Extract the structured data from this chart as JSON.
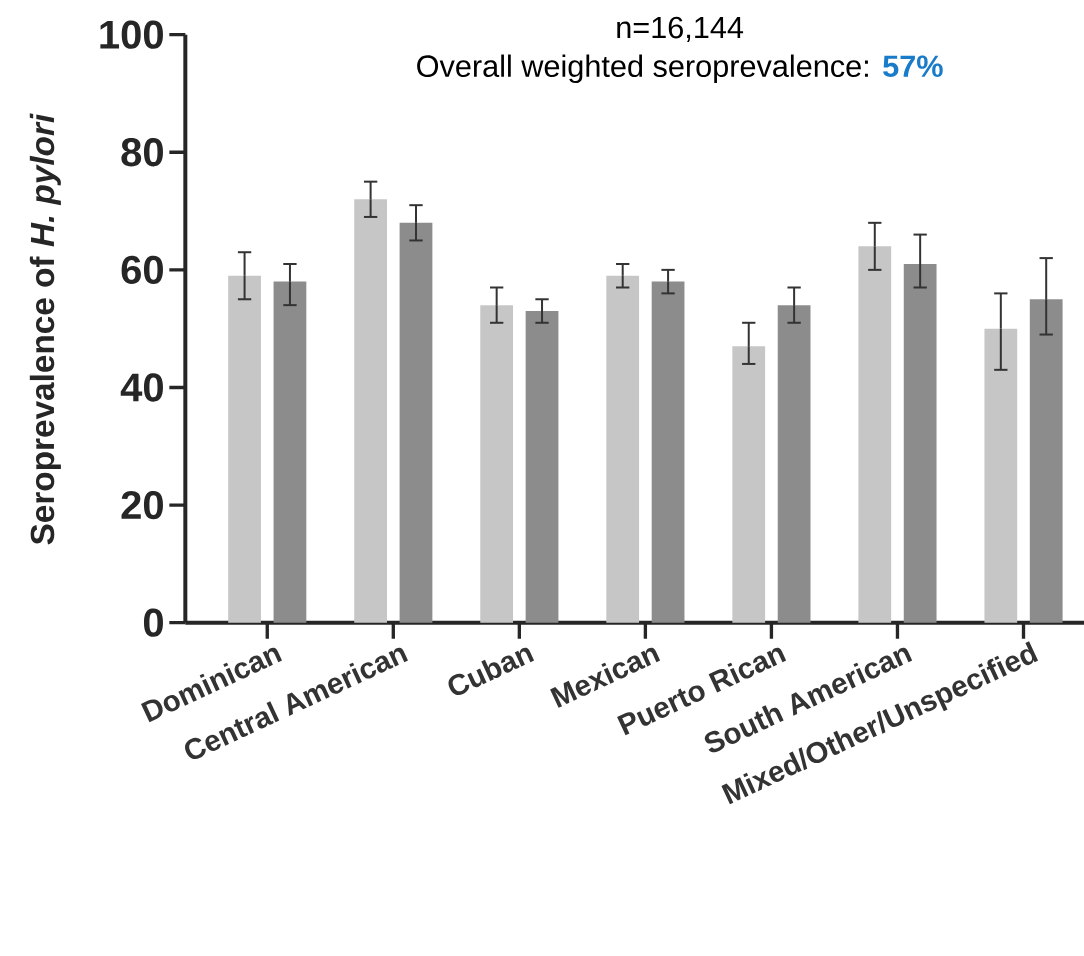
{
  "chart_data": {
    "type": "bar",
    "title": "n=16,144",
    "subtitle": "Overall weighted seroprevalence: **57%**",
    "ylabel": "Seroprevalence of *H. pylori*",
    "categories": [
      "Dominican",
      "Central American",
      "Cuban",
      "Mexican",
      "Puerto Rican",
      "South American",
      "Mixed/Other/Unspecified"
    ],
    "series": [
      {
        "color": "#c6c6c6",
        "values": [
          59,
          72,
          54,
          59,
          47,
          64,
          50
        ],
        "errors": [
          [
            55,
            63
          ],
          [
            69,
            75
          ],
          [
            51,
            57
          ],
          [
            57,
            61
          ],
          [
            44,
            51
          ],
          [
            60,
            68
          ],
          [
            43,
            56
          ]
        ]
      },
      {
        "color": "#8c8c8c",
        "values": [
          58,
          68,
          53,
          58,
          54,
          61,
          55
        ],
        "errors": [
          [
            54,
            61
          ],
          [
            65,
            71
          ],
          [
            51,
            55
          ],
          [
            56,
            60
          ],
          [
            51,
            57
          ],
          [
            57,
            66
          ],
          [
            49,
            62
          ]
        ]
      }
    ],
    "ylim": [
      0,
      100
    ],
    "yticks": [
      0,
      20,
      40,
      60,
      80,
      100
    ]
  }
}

WORK INSTRUCTIONS | Write the entries above out again exactly, but not the pictures.

RESPONSE TO THIS EXERCISE |
Extract the structured data from this chart as JSON.
{
  "chart_data": {
    "type": "bar",
    "title": "n=16,144",
    "subtitle": "Overall weighted seroprevalence: **57%**",
    "ylabel": "Seroprevalence of *H. pylori*",
    "categories": [
      "Dominican",
      "Central American",
      "Cuban",
      "Mexican",
      "Puerto Rican",
      "South American",
      "Mixed/Other/Unspecified"
    ],
    "series": [
      {
        "color": "#c6c6c6",
        "values": [
          59,
          72,
          54,
          59,
          47,
          64,
          50
        ],
        "errors": [
          [
            55,
            63
          ],
          [
            69,
            75
          ],
          [
            51,
            57
          ],
          [
            57,
            61
          ],
          [
            44,
            51
          ],
          [
            60,
            68
          ],
          [
            43,
            56
          ]
        ]
      },
      {
        "color": "#8c8c8c",
        "values": [
          58,
          68,
          53,
          58,
          54,
          61,
          55
        ],
        "errors": [
          [
            54,
            61
          ],
          [
            65,
            71
          ],
          [
            51,
            55
          ],
          [
            56,
            60
          ],
          [
            51,
            57
          ],
          [
            57,
            66
          ],
          [
            49,
            62
          ]
        ]
      }
    ],
    "ylim": [
      0,
      100
    ],
    "yticks": [
      0,
      20,
      40,
      60,
      80,
      100
    ]
  }
}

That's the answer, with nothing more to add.